== THE REQUEST ==
Collect all the lines that mention the word "label".

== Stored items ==
━━━

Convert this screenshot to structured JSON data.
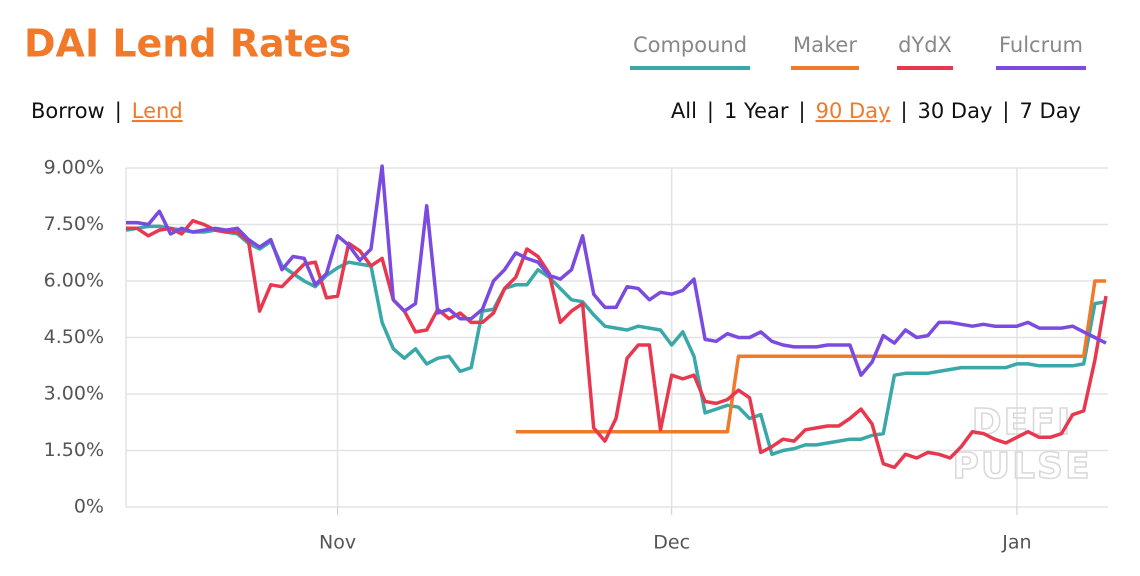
{
  "chart_data": {
    "type": "line",
    "title": "DAI Lend Rates",
    "categories": [
      null,
      null,
      null,
      null,
      null,
      null,
      null,
      null,
      null,
      null,
      null,
      null,
      null,
      null,
      null,
      null,
      null,
      null,
      null,
      "Nov",
      null,
      null,
      null,
      null,
      null,
      null,
      null,
      null,
      null,
      null,
      null,
      null,
      null,
      null,
      null,
      null,
      null,
      null,
      null,
      null,
      null,
      null,
      null,
      null,
      null,
      null,
      null,
      null,
      null,
      "Dec",
      null,
      null,
      null,
      null,
      null,
      null,
      null,
      null,
      null,
      null,
      null,
      null,
      null,
      null,
      null,
      null,
      null,
      null,
      null,
      null,
      null,
      null,
      null,
      null,
      null,
      null,
      null,
      null,
      null,
      null,
      "Jan",
      null,
      null,
      null,
      null,
      null,
      null,
      null,
      null
    ],
    "series": [
      {
        "name": "Compound",
        "color": "#3aa8a8",
        "values": [
          7.35,
          7.4,
          7.45,
          7.45,
          7.4,
          7.35,
          7.3,
          7.3,
          7.35,
          7.3,
          7.25,
          7.0,
          6.85,
          7.05,
          6.4,
          6.2,
          6.0,
          5.85,
          6.15,
          6.35,
          6.5,
          6.45,
          6.4,
          4.9,
          4.2,
          3.95,
          4.2,
          3.8,
          3.95,
          4.0,
          3.6,
          3.7,
          5.2,
          5.25,
          5.8,
          5.9,
          5.9,
          6.3,
          6.1,
          5.8,
          5.5,
          5.45,
          5.1,
          4.8,
          4.75,
          4.7,
          4.8,
          4.75,
          4.7,
          4.3,
          4.65,
          4.0,
          2.5,
          2.6,
          2.7,
          2.65,
          2.35,
          2.45,
          1.4,
          1.5,
          1.55,
          1.65,
          1.65,
          1.7,
          1.75,
          1.8,
          1.8,
          1.9,
          1.95,
          3.5,
          3.55,
          3.55,
          3.55,
          3.6,
          3.65,
          3.7,
          3.7,
          3.7,
          3.7,
          3.7,
          3.8,
          3.8,
          3.75,
          3.75,
          3.75,
          3.75,
          3.8,
          5.4,
          5.45
        ]
      },
      {
        "name": "Maker",
        "color": "#f07a2a",
        "values": [
          null,
          null,
          null,
          null,
          null,
          null,
          null,
          null,
          null,
          null,
          null,
          null,
          null,
          null,
          null,
          null,
          null,
          null,
          null,
          null,
          null,
          null,
          null,
          null,
          null,
          null,
          null,
          null,
          null,
          null,
          null,
          null,
          null,
          null,
          null,
          2.0,
          2.0,
          2.0,
          2.0,
          2.0,
          2.0,
          2.0,
          2.0,
          2.0,
          2.0,
          2.0,
          2.0,
          2.0,
          2.0,
          2.0,
          2.0,
          2.0,
          2.0,
          2.0,
          2.0,
          4.0,
          4.0,
          4.0,
          4.0,
          4.0,
          4.0,
          4.0,
          4.0,
          4.0,
          4.0,
          4.0,
          4.0,
          4.0,
          4.0,
          4.0,
          4.0,
          4.0,
          4.0,
          4.0,
          4.0,
          4.0,
          4.0,
          4.0,
          4.0,
          4.0,
          4.0,
          4.0,
          4.0,
          4.0,
          4.0,
          4.0,
          4.0,
          6.0,
          6.0
        ]
      },
      {
        "name": "dYdX",
        "color": "#e8384f",
        "values": [
          7.4,
          7.4,
          7.2,
          7.35,
          7.4,
          7.25,
          7.6,
          7.5,
          7.35,
          7.3,
          7.3,
          7.05,
          5.2,
          5.9,
          5.85,
          6.15,
          6.45,
          6.5,
          5.55,
          5.6,
          7.0,
          6.8,
          6.4,
          6.6,
          5.5,
          5.2,
          4.65,
          4.7,
          5.25,
          5.0,
          5.15,
          4.9,
          4.9,
          5.15,
          5.8,
          6.1,
          6.85,
          6.65,
          6.2,
          4.9,
          5.2,
          5.4,
          2.1,
          1.75,
          2.35,
          3.95,
          4.3,
          4.3,
          2.05,
          3.5,
          3.4,
          3.5,
          2.8,
          2.75,
          2.85,
          3.1,
          2.9,
          1.45,
          1.6,
          1.8,
          1.75,
          2.05,
          2.1,
          2.15,
          2.15,
          2.35,
          2.6,
          2.2,
          1.15,
          1.05,
          1.4,
          1.3,
          1.45,
          1.4,
          1.3,
          1.6,
          2.0,
          1.95,
          1.8,
          1.7,
          1.85,
          2.0,
          1.85,
          1.85,
          1.95,
          2.45,
          2.55,
          3.9,
          5.6
        ]
      },
      {
        "name": "Fulcrum",
        "color": "#7b4be0",
        "values": [
          7.55,
          7.55,
          7.5,
          7.85,
          7.25,
          7.4,
          7.3,
          7.35,
          7.4,
          7.35,
          7.4,
          7.1,
          6.9,
          7.1,
          6.3,
          6.65,
          6.6,
          5.9,
          6.2,
          7.2,
          6.95,
          6.55,
          6.85,
          9.05,
          5.5,
          5.2,
          5.4,
          8.0,
          5.15,
          5.25,
          5.0,
          5.0,
          5.25,
          6.0,
          6.3,
          6.75,
          6.6,
          6.5,
          6.15,
          6.05,
          6.3,
          7.2,
          5.65,
          5.3,
          5.3,
          5.85,
          5.8,
          5.5,
          5.7,
          5.65,
          5.75,
          6.05,
          4.45,
          4.4,
          4.6,
          4.5,
          4.5,
          4.65,
          4.4,
          4.3,
          4.25,
          4.25,
          4.25,
          4.3,
          4.3,
          4.3,
          3.5,
          3.85,
          4.55,
          4.35,
          4.7,
          4.5,
          4.55,
          4.9,
          4.9,
          4.85,
          4.8,
          4.85,
          4.8,
          4.8,
          4.8,
          4.9,
          4.75,
          4.75,
          4.75,
          4.8,
          4.65,
          4.5,
          4.35
        ]
      }
    ],
    "ylim": [
      0,
      9
    ],
    "yticks": [
      {
        "value": 0,
        "label": "0%"
      },
      {
        "value": 1.5,
        "label": "1.50%"
      },
      {
        "value": 3,
        "label": "3.00%"
      },
      {
        "value": 4.5,
        "label": "4.50%"
      },
      {
        "value": 6,
        "label": "6.00%"
      },
      {
        "value": 7.5,
        "label": "7.50%"
      },
      {
        "value": 9,
        "label": "9.00%"
      }
    ],
    "grid": true,
    "legend": "top-right",
    "watermark": [
      "DEFI",
      "PULSE"
    ]
  },
  "controls": {
    "separator": "|",
    "mode": {
      "items": [
        "Borrow",
        "Lend"
      ],
      "active": 1
    },
    "range": {
      "items": [
        "All",
        "1 Year",
        "90 Day",
        "30 Day",
        "7 Day"
      ],
      "active": 2
    }
  }
}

━━━

== PROBLEM SOLUTION ==
        "label": "0%"
        "label": "1.50%"
        "label": "3.00%"
        "label": "4.50%"
        "label": "6.00%"
        "label": "7.50%"
        "label": "9.00%"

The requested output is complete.